* _EXERCISE REQUIREMENTS_:
Copy each line of the entries beneath that contains the word "type".

* _Figure collection entries_:

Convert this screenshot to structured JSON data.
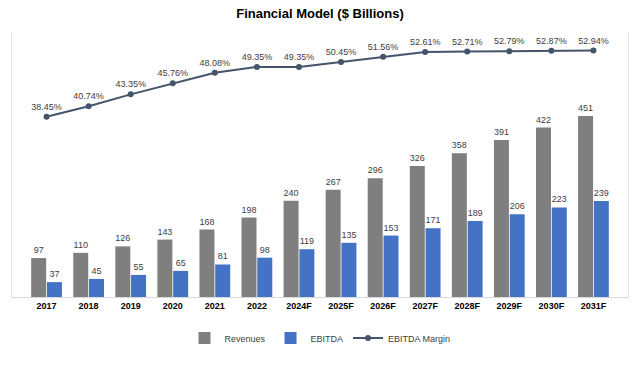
{
  "chart_data": {
    "type": "bar",
    "title": "Financial Model ($ Billions)",
    "categories": [
      "2017",
      "2018",
      "2019",
      "2020",
      "2021",
      "2022",
      "2024F",
      "2025F",
      "2026F",
      "2027F",
      "2028F",
      "2029F",
      "2030F",
      "2031F"
    ],
    "series": [
      {
        "name": "Revenues",
        "type": "bar",
        "color": "#7f7f7f",
        "values": [
          97,
          110,
          126,
          143,
          168,
          198,
          240,
          267,
          296,
          326,
          358,
          391,
          422,
          451
        ]
      },
      {
        "name": "EBITDA",
        "type": "bar",
        "color": "#4472c4",
        "values": [
          37,
          45,
          55,
          65,
          81,
          98,
          119,
          135,
          153,
          171,
          189,
          206,
          223,
          239
        ]
      },
      {
        "name": "EBITDA Margin",
        "type": "line",
        "axis": "y2",
        "color": "#44546a",
        "marker": "circle",
        "values": [
          38.45,
          40.74,
          43.35,
          45.76,
          48.08,
          49.35,
          49.35,
          50.45,
          51.56,
          52.61,
          52.71,
          52.79,
          52.87,
          52.94
        ],
        "value_labels": [
          "38.45%",
          "40.74%",
          "43.35%",
          "45.76%",
          "48.08%",
          "49.35%",
          "49.35%",
          "50.45%",
          "51.56%",
          "52.61%",
          "52.71%",
          "52.79%",
          "52.87%",
          "52.94%"
        ]
      }
    ],
    "ylim": [
      0,
      660
    ],
    "y2lim": [
      -1,
      57
    ],
    "grid": false,
    "legend": "bottom",
    "data_labels": true,
    "tick_labels": "x"
  }
}
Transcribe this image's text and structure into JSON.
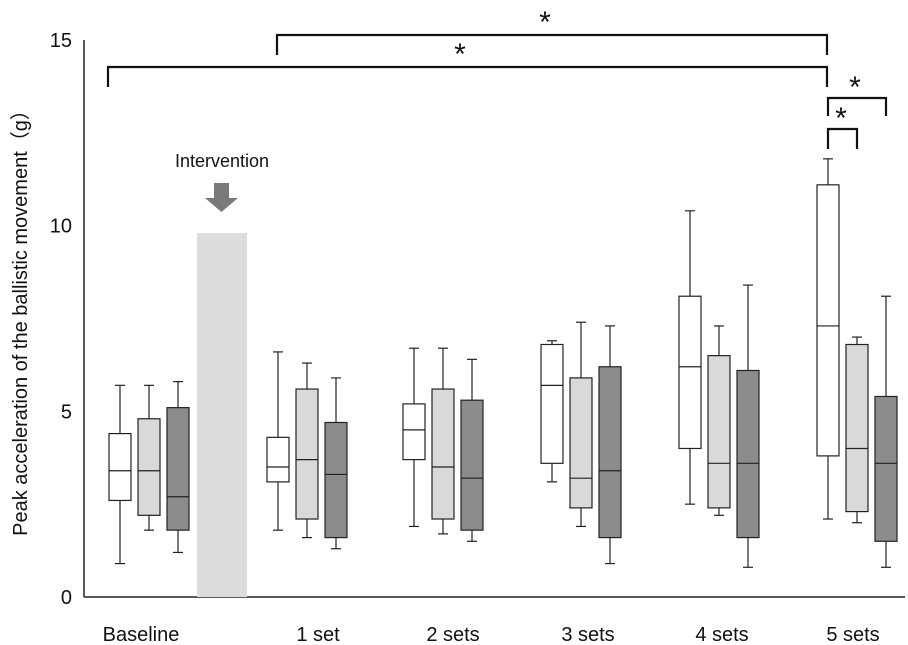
{
  "chart_data": {
    "type": "box",
    "ylabel": "Peak acceleration of the ballistic movement（g）",
    "ylim": [
      0,
      15
    ],
    "yticks": [
      "0",
      "5",
      "10",
      "15"
    ],
    "categories": [
      "Baseline",
      "1 set",
      "2 sets",
      "3 sets",
      "4 sets",
      "5 sets"
    ],
    "colors": [
      "#ffffff",
      "#d9d9d9",
      "#8c8c8c"
    ],
    "groups": [
      [
        {
          "min": 0.9,
          "q1": 2.6,
          "median": 3.4,
          "q3": 4.4,
          "max": 5.7
        },
        {
          "min": 1.8,
          "q1": 2.2,
          "median": 3.4,
          "q3": 4.8,
          "max": 5.7
        },
        {
          "min": 1.2,
          "q1": 1.8,
          "median": 2.7,
          "q3": 5.1,
          "max": 5.8
        }
      ],
      [
        {
          "min": 1.8,
          "q1": 3.1,
          "median": 3.5,
          "q3": 4.3,
          "max": 6.6
        },
        {
          "min": 1.6,
          "q1": 2.1,
          "median": 3.7,
          "q3": 5.6,
          "max": 6.3
        },
        {
          "min": 1.3,
          "q1": 1.6,
          "median": 3.3,
          "q3": 4.7,
          "max": 5.9
        }
      ],
      [
        {
          "min": 1.9,
          "q1": 3.7,
          "median": 4.5,
          "q3": 5.2,
          "max": 6.7
        },
        {
          "min": 1.7,
          "q1": 2.1,
          "median": 3.5,
          "q3": 5.6,
          "max": 6.7
        },
        {
          "min": 1.5,
          "q1": 1.8,
          "median": 3.2,
          "q3": 5.3,
          "max": 6.4
        }
      ],
      [
        {
          "min": 3.1,
          "q1": 3.6,
          "median": 5.7,
          "q3": 6.8,
          "max": 6.9
        },
        {
          "min": 1.9,
          "q1": 2.4,
          "median": 3.2,
          "q3": 5.9,
          "max": 7.4
        },
        {
          "min": 0.9,
          "q1": 1.6,
          "median": 3.4,
          "q3": 6.2,
          "max": 7.3
        }
      ],
      [
        {
          "min": 2.5,
          "q1": 4.0,
          "median": 6.2,
          "q3": 8.1,
          "max": 10.4
        },
        {
          "min": 2.2,
          "q1": 2.4,
          "median": 3.6,
          "q3": 6.5,
          "max": 7.3
        },
        {
          "min": 0.8,
          "q1": 1.6,
          "median": 3.6,
          "q3": 6.1,
          "max": 8.4
        }
      ],
      [
        {
          "min": 2.1,
          "q1": 3.8,
          "median": 7.3,
          "q3": 11.1,
          "max": 11.8
        },
        {
          "min": 2.0,
          "q1": 2.3,
          "median": 4.0,
          "q3": 6.8,
          "max": 7.0
        },
        {
          "min": 0.8,
          "q1": 1.5,
          "median": 3.6,
          "q3": 5.4,
          "max": 8.1
        }
      ]
    ],
    "intervention": {
      "label": "Intervention",
      "bar_height": 9.8
    },
    "significance": [
      {
        "from": "1 set",
        "to": "5 sets",
        "label": "*"
      },
      {
        "from": "Baseline",
        "to": "5 sets",
        "label": "*"
      },
      {
        "from": "5 sets",
        "to": "5 sets",
        "label": "*"
      },
      {
        "from": "5 sets",
        "to": "5 sets",
        "label": "*"
      }
    ]
  }
}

* _THE OUTPUT_:
    "type": "bar",
        "type": "bar",
        "type": "bar",
        "type": "line",
    "type": "box",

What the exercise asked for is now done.